**Instructions to follow:** Within the data that follows, how many lines contain the word "chứng"? Reply with only the number.
[Exercise input]
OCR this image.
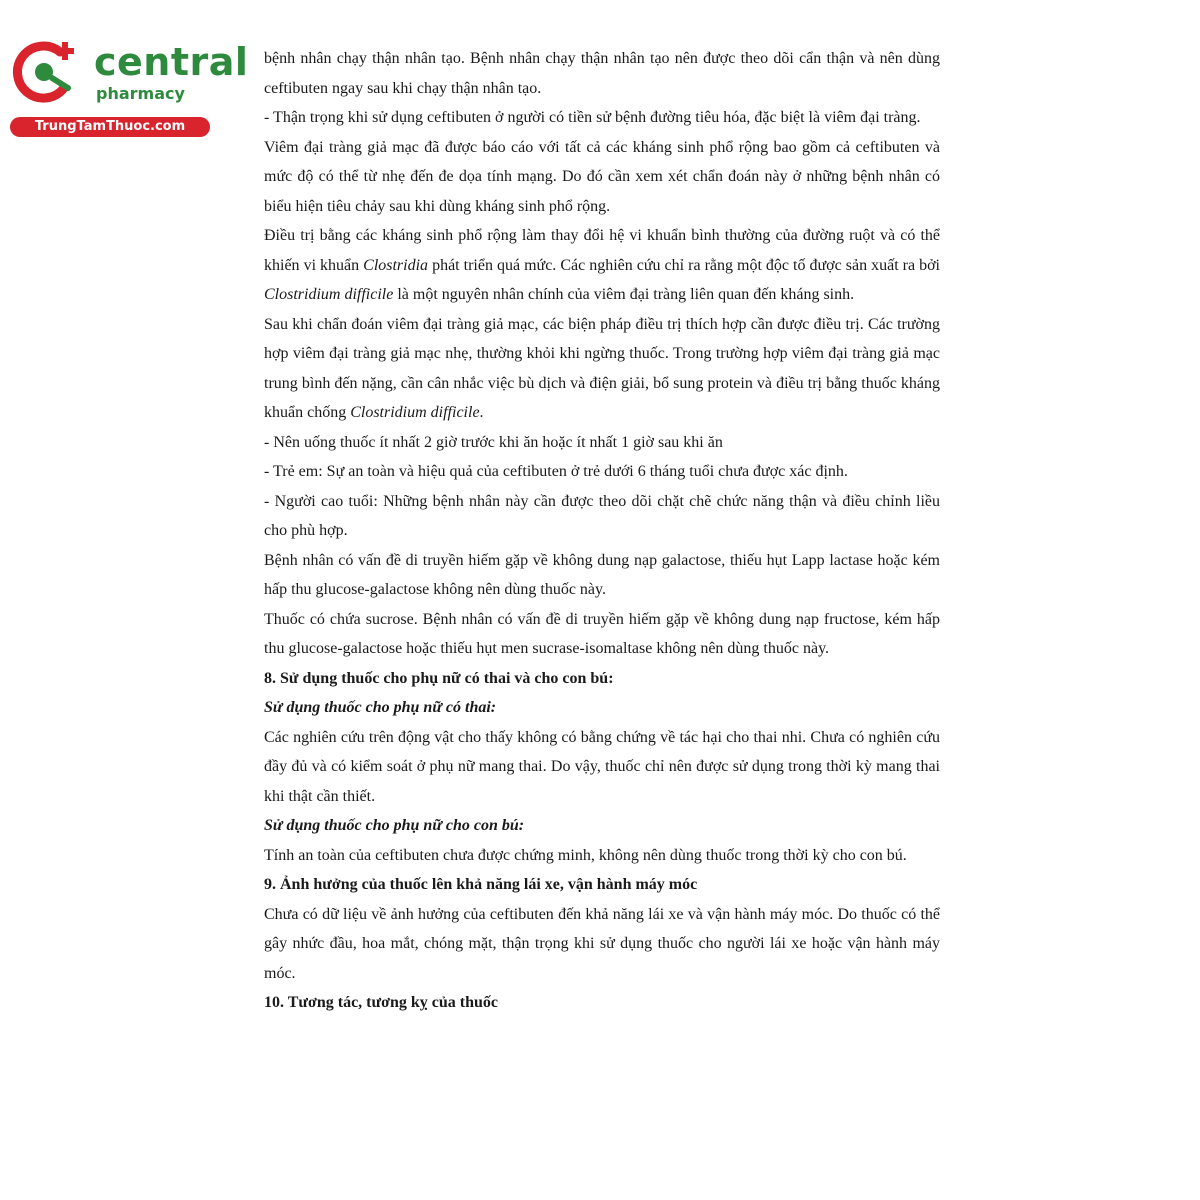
central
pharmacy
TrungTamThuoc.com

bệnh nhân chạy thận nhân tạo. Bệnh nhân chạy thận nhân tạo nên được theo dõi cẩn thận và nên dùng ceftibuten ngay sau khi chạy thận nhân tạo.

- Thận trọng khi sử dụng ceftibuten ở người có tiền sử bệnh đường tiêu hóa, đặc biệt là viêm đại tràng.

Viêm đại tràng giả mạc đã được báo cáo với tất cả các kháng sinh phổ rộng bao gồm cả ceftibuten và mức độ có thể từ nhẹ đến đe dọa tính mạng. Do đó cần xem xét chẩn đoán này ở những bệnh nhân có biểu hiện tiêu chảy sau khi dùng kháng sinh phổ rộng.

Điều trị bằng các kháng sinh phổ rộng làm thay đổi hệ vi khuẩn bình thường của đường ruột và có thể khiến vi khuẩn Clostridia phát triển quá mức. Các nghiên cứu chỉ ra rằng một độc tố được sản xuất ra bởi Clostridium difficile là một nguyên nhân chính của viêm đại tràng liên quan đến kháng sinh.

Sau khi chẩn đoán viêm đại tràng giả mạc, các biện pháp điều trị thích hợp cần được điều trị. Các trường hợp viêm đại tràng giả mạc nhẹ, thường khỏi khi ngừng thuốc. Trong trường hợp viêm đại tràng giả mạc trung bình đến nặng, cần cân nhắc việc bù dịch và điện giải, bổ sung protein và điều trị bằng thuốc kháng khuẩn chống Clostridium difficile.

- Nên uống thuốc ít nhất 2 giờ trước khi ăn hoặc ít nhất 1 giờ sau khi ăn

- Trẻ em: Sự an toàn và hiệu quả của ceftibuten ở trẻ dưới 6 tháng tuổi chưa được xác định.

- Người cao tuổi: Những bệnh nhân này cần được theo dõi chặt chẽ chức năng thận và điều chỉnh liều cho phù hợp.

Bệnh nhân có vấn đề di truyền hiếm gặp về không dung nạp galactose, thiếu hụt Lapp lactase hoặc kém hấp thu glucose-galactose không nên dùng thuốc này.

Thuốc có chứa sucrose. Bệnh nhân có vấn đề di truyền hiếm gặp về không dung nạp fructose, kém hấp thu glucose-galactose hoặc thiếu hụt men sucrase-isomaltase không nên dùng thuốc này.

8. Sử dụng thuốc cho phụ nữ có thai và cho con bú:

Sử dụng thuốc cho phụ nữ có thai:

Các nghiên cứu trên động vật cho thấy không có bằng chứng về tác hại cho thai nhi. Chưa có nghiên cứu đầy đủ và có kiểm soát ở phụ nữ mang thai. Do vậy, thuốc chỉ nên được sử dụng trong thời kỳ mang thai khi thật cần thiết.

Sử dụng thuốc cho phụ nữ cho con bú:

Tính an toàn của ceftibuten chưa được chứng minh, không nên dùng thuốc trong thời kỳ cho con bú.

9. Ảnh hưởng của thuốc lên khả năng lái xe, vận hành máy móc

Chưa có dữ liệu về ảnh hưởng của ceftibuten đến khả năng lái xe và vận hành máy móc. Do thuốc có thể gây nhức đầu, hoa mắt, chóng mặt, thận trọng khi sử dụng thuốc cho người lái xe hoặc vận hành máy móc.

10. Tương tác, tương kỵ của thuốc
[/Exercise input]
**Reply to the exercise:** 2